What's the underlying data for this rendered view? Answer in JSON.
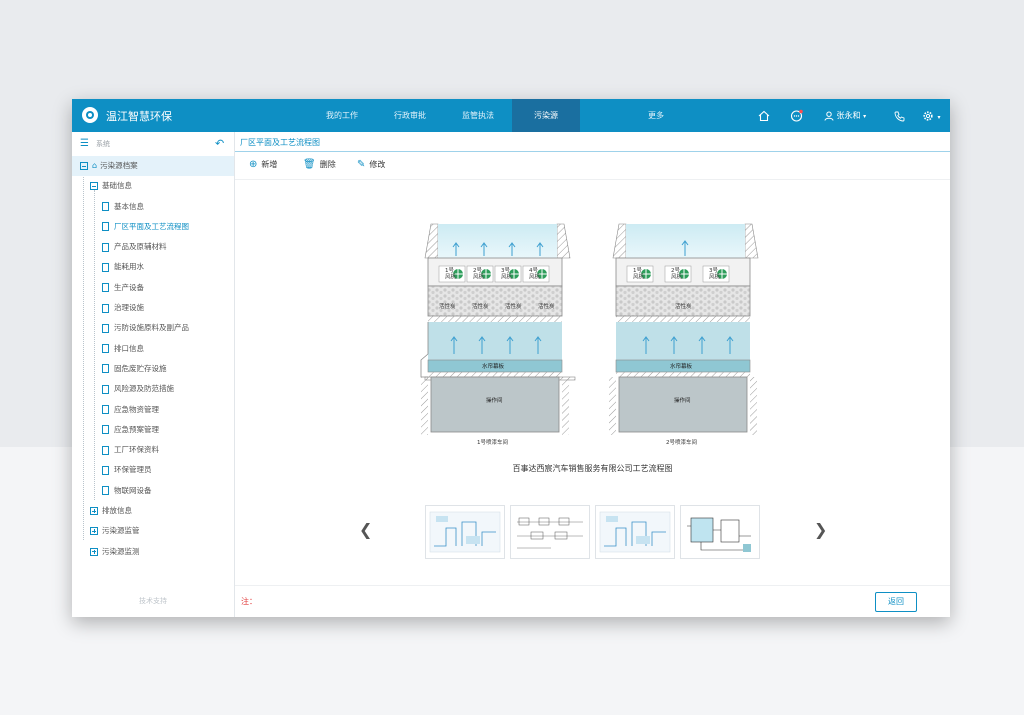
{
  "app": {
    "title": "温江智慧环保"
  },
  "nav": {
    "tabs": [
      "我的工作",
      "行政审批",
      "监管执法",
      "污染源"
    ],
    "active": "污染源",
    "more": "更多"
  },
  "header": {
    "user": "张永和"
  },
  "sidebar": {
    "title": "系统",
    "root": "污染源档案",
    "group": "基础信息",
    "items": [
      "基本信息",
      "厂区平面及工艺流程图",
      "产品及原辅材料",
      "能耗用水",
      "生产设备",
      "治理设施",
      "污防设施原料及副产品",
      "排口信息",
      "固危废贮存设施",
      "风险源及防范措施",
      "应急物资管理",
      "应急预案管理",
      "工厂环保资料",
      "环保管理员",
      "物联网设备"
    ],
    "selected": "厂区平面及工艺流程图",
    "others": [
      "排放信息",
      "污染源监管",
      "污染源监测"
    ],
    "footer": "技术支持"
  },
  "content": {
    "breadcrumb": "厂区平面及工艺流程图",
    "toolbar": {
      "add": "新增",
      "delete": "删除",
      "edit": "修改"
    },
    "diagram": {
      "booth1": {
        "fans": [
          "1号\n风机",
          "2号\n风机",
          "3号\n风机",
          "4号\n风机"
        ],
        "carbon": [
          "活性炭",
          "活性炭",
          "活性炭",
          "活性炭"
        ],
        "curtain": "水帘幕板",
        "room": "操作间",
        "label": "1号喷漆车间"
      },
      "booth2": {
        "fans": [
          "1号\n风机",
          "2号\n风机",
          "3号\n风机"
        ],
        "carbon": "活性炭",
        "curtain": "水帘幕板",
        "room": "操作间",
        "label": "2号喷漆车间"
      }
    },
    "caption": "百事达西宸汽车销售服务有限公司工艺流程图",
    "note": "注：",
    "return": "返回"
  },
  "colors": {
    "primary": "#0e8fc4",
    "nav_active": "#1a6fa0",
    "note_red": "#e23b3b"
  },
  "icons": [
    "home-icon",
    "chat-icon",
    "user-icon",
    "phone-icon",
    "settings-icon",
    "menu-icon",
    "back-icon",
    "add-icon",
    "delete-icon",
    "edit-icon"
  ]
}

=== What the task requires ===
Take the entries shown above and quote them verbatim, passing over the pictures.

=== Answer to this task ===
What's the underlying data for this rendered view? Answer in JSON.
{
  "app": {
    "title": "温江智慧环保"
  },
  "nav": {
    "tabs": [
      "我的工作",
      "行政审批",
      "监管执法",
      "污染源"
    ],
    "active": "污染源",
    "more": "更多"
  },
  "header": {
    "user": "张永和"
  },
  "sidebar": {
    "title": "系统",
    "root": "污染源档案",
    "group": "基础信息",
    "items": [
      "基本信息",
      "厂区平面及工艺流程图",
      "产品及原辅材料",
      "能耗用水",
      "生产设备",
      "治理设施",
      "污防设施原料及副产品",
      "排口信息",
      "固危废贮存设施",
      "风险源及防范措施",
      "应急物资管理",
      "应急预案管理",
      "工厂环保资料",
      "环保管理员",
      "物联网设备"
    ],
    "selected": "厂区平面及工艺流程图",
    "others": [
      "排放信息",
      "污染源监管",
      "污染源监测"
    ],
    "footer": "技术支持"
  },
  "content": {
    "breadcrumb": "厂区平面及工艺流程图",
    "toolbar": {
      "add": "新增",
      "delete": "删除",
      "edit": "修改"
    },
    "diagram": {
      "booth1": {
        "fans": [
          "1号\n风机",
          "2号\n风机",
          "3号\n风机",
          "4号\n风机"
        ],
        "carbon": [
          "活性炭",
          "活性炭",
          "活性炭",
          "活性炭"
        ],
        "curtain": "水帘幕板",
        "room": "操作间",
        "label": "1号喷漆车间"
      },
      "booth2": {
        "fans": [
          "1号\n风机",
          "2号\n风机",
          "3号\n风机"
        ],
        "carbon": "活性炭",
        "curtain": "水帘幕板",
        "room": "操作间",
        "label": "2号喷漆车间"
      }
    },
    "caption": "百事达西宸汽车销售服务有限公司工艺流程图",
    "note": "注：",
    "return": "返回"
  },
  "colors": {
    "primary": "#0e8fc4",
    "nav_active": "#1a6fa0",
    "note_red": "#e23b3b"
  },
  "icons": [
    "home-icon",
    "chat-icon",
    "user-icon",
    "phone-icon",
    "settings-icon",
    "menu-icon",
    "back-icon",
    "add-icon",
    "delete-icon",
    "edit-icon"
  ]
}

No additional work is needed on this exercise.